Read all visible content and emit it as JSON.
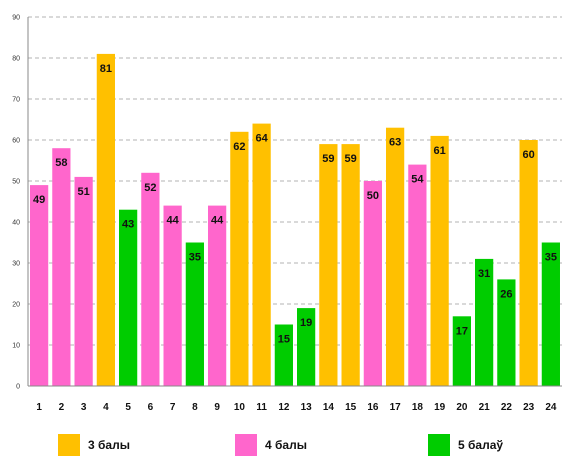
{
  "chart_data": {
    "type": "bar",
    "categories": [
      "1",
      "2",
      "3",
      "4",
      "5",
      "6",
      "7",
      "8",
      "9",
      "10",
      "11",
      "12",
      "13",
      "14",
      "15",
      "16",
      "17",
      "18",
      "19",
      "20",
      "21",
      "22",
      "23",
      "24"
    ],
    "values": [
      49,
      58,
      51,
      81,
      43,
      52,
      44,
      35,
      44,
      62,
      64,
      15,
      19,
      59,
      59,
      50,
      63,
      54,
      61,
      17,
      31,
      26,
      60,
      35
    ],
    "groups": [
      "4 балы",
      "4 балы",
      "4 балы",
      "3 балы",
      "5 балаў",
      "4 балы",
      "4 балы",
      "5 балаў",
      "4 балы",
      "3 балы",
      "3 балы",
      "5 балаў",
      "5 балаў",
      "3 балы",
      "3 балы",
      "4 балы",
      "3 балы",
      "4 балы",
      "3 балы",
      "5 балаў",
      "5 балаў",
      "5 балаў",
      "3 балы",
      "5 балаў"
    ],
    "data_labels": [
      "49",
      "58",
      "51",
      "81",
      "43",
      "52",
      "44",
      "35",
      "44",
      "62",
      "64",
      "15",
      "19",
      "59",
      "59",
      "50",
      "63",
      "54",
      "61",
      "17",
      "31",
      "26",
      "60",
      "35"
    ],
    "yticks": [
      "0",
      "10",
      "20",
      "30",
      "40",
      "50",
      "60",
      "70",
      "80",
      "90"
    ],
    "ylim": [
      0,
      90
    ],
    "grid": true,
    "legend": [
      {
        "name": "3 балы",
        "color": "#FFC000"
      },
      {
        "name": "4 балы",
        "color": "#FF66CC"
      },
      {
        "name": "5 балаў",
        "color": "#00CC00"
      }
    ],
    "legend_position": "bottom"
  }
}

■ ■ ■ ■

GIVEN TASK:
Leave out the pictures and give the listing above again exactly.

SOLUTION TO THE EXERCISE:
Read all visible content and emit it as JSON.
{
  "chart_data": {
    "type": "bar",
    "categories": [
      "1",
      "2",
      "3",
      "4",
      "5",
      "6",
      "7",
      "8",
      "9",
      "10",
      "11",
      "12",
      "13",
      "14",
      "15",
      "16",
      "17",
      "18",
      "19",
      "20",
      "21",
      "22",
      "23",
      "24"
    ],
    "values": [
      49,
      58,
      51,
      81,
      43,
      52,
      44,
      35,
      44,
      62,
      64,
      15,
      19,
      59,
      59,
      50,
      63,
      54,
      61,
      17,
      31,
      26,
      60,
      35
    ],
    "groups": [
      "4 балы",
      "4 балы",
      "4 балы",
      "3 балы",
      "5 балаў",
      "4 балы",
      "4 балы",
      "5 балаў",
      "4 балы",
      "3 балы",
      "3 балы",
      "5 балаў",
      "5 балаў",
      "3 балы",
      "3 балы",
      "4 балы",
      "3 балы",
      "4 балы",
      "3 балы",
      "5 балаў",
      "5 балаў",
      "5 балаў",
      "3 балы",
      "5 балаў"
    ],
    "data_labels": [
      "49",
      "58",
      "51",
      "81",
      "43",
      "52",
      "44",
      "35",
      "44",
      "62",
      "64",
      "15",
      "19",
      "59",
      "59",
      "50",
      "63",
      "54",
      "61",
      "17",
      "31",
      "26",
      "60",
      "35"
    ],
    "yticks": [
      "0",
      "10",
      "20",
      "30",
      "40",
      "50",
      "60",
      "70",
      "80",
      "90"
    ],
    "ylim": [
      0,
      90
    ],
    "grid": true,
    "legend": [
      {
        "name": "3 балы",
        "color": "#FFC000"
      },
      {
        "name": "4 балы",
        "color": "#FF66CC"
      },
      {
        "name": "5 балаў",
        "color": "#00CC00"
      }
    ],
    "legend_position": "bottom"
  }
}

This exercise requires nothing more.